• _WHAT YOU SHOULD DO_: Copy all lines of the listing that include the string "wujud".

• _PROVIDED ENTRIES_:
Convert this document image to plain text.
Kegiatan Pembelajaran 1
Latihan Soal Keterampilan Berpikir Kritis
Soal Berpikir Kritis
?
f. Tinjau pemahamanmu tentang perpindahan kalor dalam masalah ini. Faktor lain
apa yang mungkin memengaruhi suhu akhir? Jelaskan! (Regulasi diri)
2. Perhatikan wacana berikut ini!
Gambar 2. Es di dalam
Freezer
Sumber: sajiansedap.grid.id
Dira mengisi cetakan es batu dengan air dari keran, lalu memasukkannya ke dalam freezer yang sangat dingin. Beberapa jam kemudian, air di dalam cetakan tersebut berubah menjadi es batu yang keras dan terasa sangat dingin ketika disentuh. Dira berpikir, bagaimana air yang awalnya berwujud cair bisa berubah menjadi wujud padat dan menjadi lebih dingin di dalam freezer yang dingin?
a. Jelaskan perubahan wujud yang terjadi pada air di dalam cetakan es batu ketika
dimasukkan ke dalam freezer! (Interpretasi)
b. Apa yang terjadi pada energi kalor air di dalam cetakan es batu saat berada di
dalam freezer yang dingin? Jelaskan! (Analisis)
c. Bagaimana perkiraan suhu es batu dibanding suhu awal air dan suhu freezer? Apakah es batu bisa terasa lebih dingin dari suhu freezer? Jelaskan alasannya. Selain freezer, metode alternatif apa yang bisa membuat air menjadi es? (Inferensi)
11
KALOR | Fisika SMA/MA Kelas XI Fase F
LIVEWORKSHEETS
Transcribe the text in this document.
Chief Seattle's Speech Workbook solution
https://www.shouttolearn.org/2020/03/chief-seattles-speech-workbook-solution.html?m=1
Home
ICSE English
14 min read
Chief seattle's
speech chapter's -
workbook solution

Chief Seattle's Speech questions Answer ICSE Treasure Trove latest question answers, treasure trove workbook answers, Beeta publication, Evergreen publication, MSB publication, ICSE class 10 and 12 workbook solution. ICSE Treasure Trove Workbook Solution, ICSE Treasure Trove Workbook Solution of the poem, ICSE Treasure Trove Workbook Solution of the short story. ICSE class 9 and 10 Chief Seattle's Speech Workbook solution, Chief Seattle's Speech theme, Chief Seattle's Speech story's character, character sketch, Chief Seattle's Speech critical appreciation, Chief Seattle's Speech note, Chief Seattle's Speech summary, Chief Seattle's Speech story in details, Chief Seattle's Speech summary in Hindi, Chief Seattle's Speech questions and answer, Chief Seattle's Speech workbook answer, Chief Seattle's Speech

• _COMPLETED EXERCISE_:
Dira mengisi cetakan es batu dengan air dari keran, lalu memasukkannya ke dalam freezer yang sangat dingin. Beberapa jam kemudian, air di dalam cetakan tersebut berubah menjadi es batu yang keras dan terasa sangat dingin ketika disentuh. Dira berpikir, bagaimana air yang awalnya berwujud cair bisa berubah menjadi wujud padat dan menjadi lebih dingin di dalam freezer yang dingin?
a. Jelaskan perubahan wujud yang terjadi pada air di dalam cetakan es batu ketika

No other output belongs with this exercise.